(Recorded data)
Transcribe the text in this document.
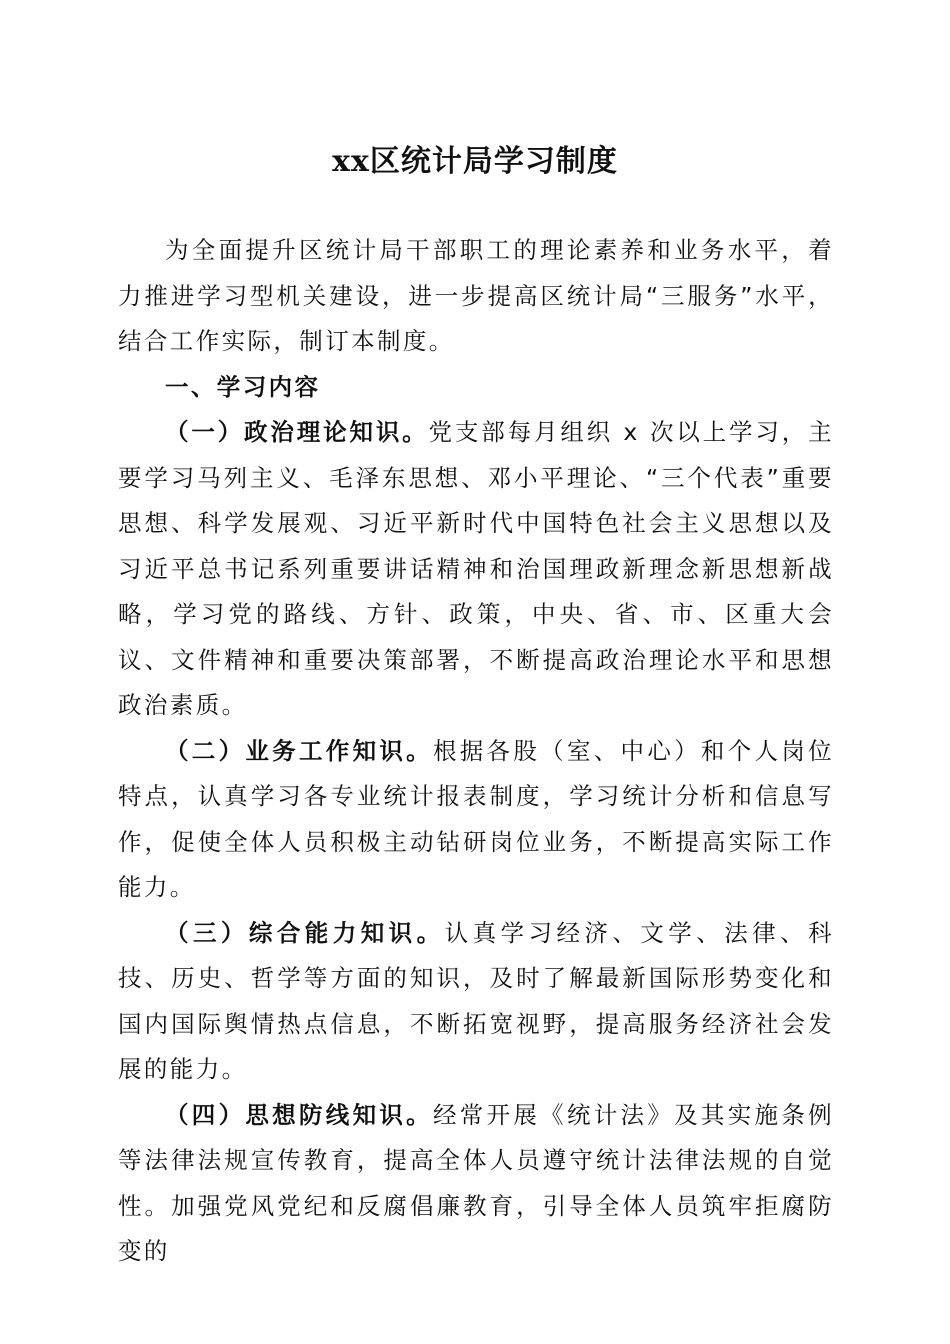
xx区统计局学习制度

为全面提升区统计局干部职工的理论素养和业务水平，着力推进学习型机关建设，进一步提高区统计局“三服务”水平，结合工作实际，制订本制度。

一、学习内容

（一）政治理论知识。党支部每月组织 x 次以上学习，主要学习马列主义、毛泽东思想、邓小平理论、“三个代表”重要思想、科学发展观、习近平新时代中国特色社会主义思想以及习近平总书记系列重要讲话精神和治国理政新理念新思想新战略，学习党的路线、方针、政策，中央、省、市、区重大会议、文件精神和重要决策部署，不断提高政治理论水平和思想政治素质。

（二）业务工作知识。根据各股（室、中心）和个人岗位特点，认真学习各专业统计报表制度，学习统计分析和信息写作，促使全体人员积极主动钻研岗位业务，不断提高实际工作能力。

（三）综合能力知识。认真学习经济、文学、法律、科技、历史、哲学等方面的知识，及时了解最新国际形势变化和国内国际舆情热点信息，不断拓宽视野，提高服务经济社会发展的能力。

（四）思想防线知识。经常开展《统计法》及其实施条例等法律法规宣传教育，提高全体人员遵守统计法律法规的自觉性。加强党风党纪和反腐倡廉教育，引导全体人员筑牢拒腐防变的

● **Problem requirements**
Return the records exactly. Don't carry the pictures over.

● **Response to this task**
Transcribe the text in this document.
xx区统计局学习制度

为全面提升区统计局干部职工的理论素养和业务水平，着力推进学习型机关建设，进一步提高区统计局“三服务”水平，结合工作实际，制订本制度。

一、学习内容

（一）政治理论知识。党支部每月组织 x 次以上学习，主要学习马列主义、毛泽东思想、邓小平理论、“三个代表”重要思想、科学发展观、习近平新时代中国特色社会主义思想以及习近平总书记系列重要讲话精神和治国理政新理念新思想新战略，学习党的路线、方针、政策，中央、省、市、区重大会议、文件精神和重要决策部署，不断提高政治理论水平和思想政治素质。

（二）业务工作知识。根据各股（室、中心）和个人岗位特点，认真学习各专业统计报表制度，学习统计分析和信息写作，促使全体人员积极主动钻研岗位业务，不断提高实际工作能力。

（三）综合能力知识。认真学习经济、文学、法律、科技、历史、哲学等方面的知识，及时了解最新国际形势变化和国内国际舆情热点信息，不断拓宽视野，提高服务经济社会发展的能力。

（四）思想防线知识。经常开展《统计法》及其实施条例等法律法规宣传教育，提高全体人员遵守统计法律法规的自觉性。加强党风党纪和反腐倡廉教育，引导全体人员筑牢拒腐防变的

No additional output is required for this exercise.